### Written problem
Sort through the data and copy the lines holding the word "That".

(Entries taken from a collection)
== == ==

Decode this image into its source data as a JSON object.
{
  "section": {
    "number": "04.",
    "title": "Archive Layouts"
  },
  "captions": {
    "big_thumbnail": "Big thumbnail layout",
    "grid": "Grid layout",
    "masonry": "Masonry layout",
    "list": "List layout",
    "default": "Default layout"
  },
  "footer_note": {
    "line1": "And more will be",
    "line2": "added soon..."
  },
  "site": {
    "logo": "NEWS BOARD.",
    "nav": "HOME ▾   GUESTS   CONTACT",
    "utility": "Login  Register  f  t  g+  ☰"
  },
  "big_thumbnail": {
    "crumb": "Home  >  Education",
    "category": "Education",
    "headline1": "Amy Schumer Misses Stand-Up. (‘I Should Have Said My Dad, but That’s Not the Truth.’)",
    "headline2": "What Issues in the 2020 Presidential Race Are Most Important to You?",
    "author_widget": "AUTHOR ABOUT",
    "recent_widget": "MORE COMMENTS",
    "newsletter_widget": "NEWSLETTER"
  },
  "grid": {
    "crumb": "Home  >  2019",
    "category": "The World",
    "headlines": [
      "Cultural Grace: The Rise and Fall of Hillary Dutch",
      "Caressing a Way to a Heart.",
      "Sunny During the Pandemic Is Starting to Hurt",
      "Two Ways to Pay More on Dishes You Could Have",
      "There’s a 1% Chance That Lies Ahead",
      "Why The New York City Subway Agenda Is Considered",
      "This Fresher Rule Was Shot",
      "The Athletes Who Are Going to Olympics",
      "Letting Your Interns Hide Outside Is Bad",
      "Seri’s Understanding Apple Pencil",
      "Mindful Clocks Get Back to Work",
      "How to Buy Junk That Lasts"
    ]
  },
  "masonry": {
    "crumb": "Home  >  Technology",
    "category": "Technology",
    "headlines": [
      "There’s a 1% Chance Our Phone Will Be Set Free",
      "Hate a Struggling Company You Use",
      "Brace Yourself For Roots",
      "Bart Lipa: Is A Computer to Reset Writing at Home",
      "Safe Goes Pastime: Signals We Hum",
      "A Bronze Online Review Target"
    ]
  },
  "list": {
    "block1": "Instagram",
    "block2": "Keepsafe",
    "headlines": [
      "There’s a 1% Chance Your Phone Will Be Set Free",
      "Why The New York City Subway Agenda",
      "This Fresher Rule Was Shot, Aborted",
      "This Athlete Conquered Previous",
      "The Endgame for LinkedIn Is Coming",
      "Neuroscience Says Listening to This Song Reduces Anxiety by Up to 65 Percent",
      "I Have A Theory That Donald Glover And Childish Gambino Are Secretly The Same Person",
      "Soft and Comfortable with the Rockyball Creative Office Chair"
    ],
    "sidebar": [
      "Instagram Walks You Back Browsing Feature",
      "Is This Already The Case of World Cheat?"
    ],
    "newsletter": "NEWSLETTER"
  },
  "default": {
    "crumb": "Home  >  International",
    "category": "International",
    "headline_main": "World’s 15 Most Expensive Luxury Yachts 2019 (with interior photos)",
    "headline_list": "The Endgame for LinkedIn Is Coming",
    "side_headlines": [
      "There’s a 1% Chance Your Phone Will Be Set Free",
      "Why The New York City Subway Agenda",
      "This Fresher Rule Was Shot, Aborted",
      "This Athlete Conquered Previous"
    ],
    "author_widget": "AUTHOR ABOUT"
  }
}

== == ==

### Task result
    "headline1": "Amy Schumer Misses Stand-Up. (‘I Should Have Said My Dad, but That’s Not the Truth.’)",
      "There’s a 1% Chance That Lies Ahead",
      "How to Buy Junk That Lasts"
      "I Have A Theory That Donald Glover And Childish Gambino Are Secretly The Same Person",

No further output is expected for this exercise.